(Collection entries)

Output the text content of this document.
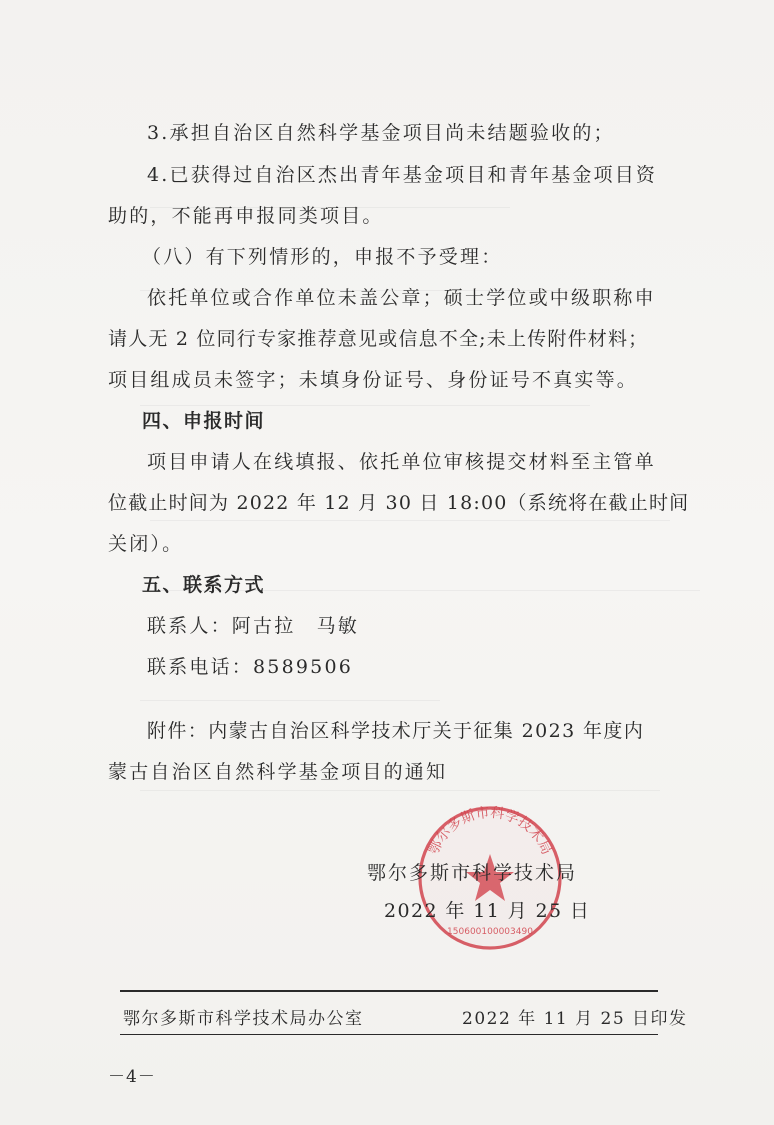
3.承担自治区自然科学基金项目尚未结题验收的；
4.已获得过自治区杰出青年基金项目和青年基金项目资
助的，不能再申报同类项目。
（八）有下列情形的，申报不予受理：
依托单位或合作单位未盖公章；硕士学位或中级职称申
请人无 2 位同行专家推荐意见或信息不全;未上传附件材料；
项目组成员未签字；未填身份证号、身份证号不真实等。
四、申报时间
项目申请人在线填报、依托单位审核提交材料至主管单
位截止时间为 2022 年 12 月 30 日 18:00（系统将在截止时间
关闭）。
五、联系方式
联系人：阿古拉　马敏
联系电话：8589506
附件：内蒙古自治区科学技术厅关于征集 2023 年度内
蒙古自治区自然科学基金项目的通知
鄂尔多斯市科学技术局
150600100003490
鄂尔多斯市科学技术局
2022 年 11 月 25 日
鄂尔多斯市科学技术局办公室	2022 年 11 月 25 日印发
－4－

-- TASK GOAL --
Repeat the material above in full and exactly, apart from the pictures.

-- COMPLETED EXERCISE --
Output the text content of this document.
3.承担自治区自然科学基金项目尚未结题验收的；
4.已获得过自治区杰出青年基金项目和青年基金项目资
助的，不能再申报同类项目。
（八）有下列情形的，申报不予受理：
依托单位或合作单位未盖公章；硕士学位或中级职称申
请人无 2 位同行专家推荐意见或信息不全;未上传附件材料；
项目组成员未签字；未填身份证号、身份证号不真实等。
四、申报时间
项目申请人在线填报、依托单位审核提交材料至主管单
位截止时间为 2022 年 12 月 30 日 18:00（系统将在截止时间
关闭）。
五、联系方式
联系人：阿古拉　马敏
联系电话：8589506
附件：内蒙古自治区科学技术厅关于征集 2023 年度内
蒙古自治区自然科学基金项目的通知
鄂尔多斯市科学技术局
150600100003490
鄂尔多斯市科学技术局
2022 年 11 月 25 日
鄂尔多斯市科学技术局办公室	2022 年 11 月 25 日印发
－4－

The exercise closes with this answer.